Set task:
Render the material again word for word, skipping the pictures in it.

(Dataset entries)
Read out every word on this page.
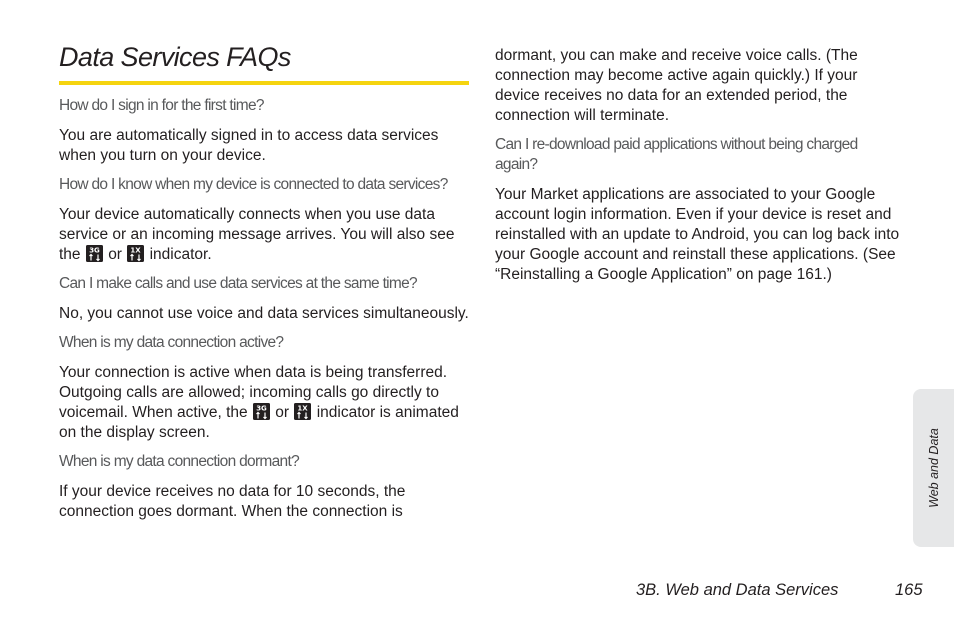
Data Services FAQs

How do I sign in for the first time?

You are automatically signed in to access data services when you turn on your device.

How do I know when my device is connected to data services?

Your device automatically connects when you use data service or an incoming message arrives. You will also see the 3G or 1X indicator.

Can I make calls and use data services at the same time?

No, you cannot use voice and data services simultaneously.

When is my data connection active?

Your connection is active when data is being transferred. Outgoing calls are allowed; incoming calls go directly to voicemail. When active, the 3G or 1X indicator is animated on the display screen.

When is my data connection dormant?

If your device receives no data for 10 seconds, the connection goes dormant. When the connection is

dormant, you can make and receive voice calls. (The connection may become active again quickly.) If your device receives no data for an extended period, the connection will terminate.

Can I re-download paid applications without being charged again?

Your Market applications are associated to your Google account login information. Even if your device is reset and reinstalled with an update to Android, you can log back into your Google account and reinstall these applications. (See “Reinstalling a Google Application” on page 161.)

Web and Data
3B. Web and Data Services	165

Result for this exercise:
Read out every word on this page.
Data Services FAQs

How do I sign in for the first time?

You are automatically signed in to access data services when you turn on your device.

How do I know when my device is connected to data services?

Your device automatically connects when you use data service or an incoming message arrives. You will also see the 3G or 1X indicator.

Can I make calls and use data services at the same time?

No, you cannot use voice and data services simultaneously.

When is my data connection active?

Your connection is active when data is being transferred. Outgoing calls are allowed; incoming calls go directly to voicemail. When active, the 3G or 1X indicator is animated on the display screen.

When is my data connection dormant?

If your device receives no data for 10 seconds, the connection goes dormant. When the connection is

dormant, you can make and receive voice calls. (The connection may become active again quickly.) If your device receives no data for an extended period, the connection will terminate.

Can I re-download paid applications without being charged again?

Your Market applications are associated to your Google account login information. Even if your device is reset and reinstalled with an update to Android, you can log back into your Google account and reinstall these applications. (See “Reinstalling a Google Application” on page 161.)

Web and Data
3B. Web and Data Services	165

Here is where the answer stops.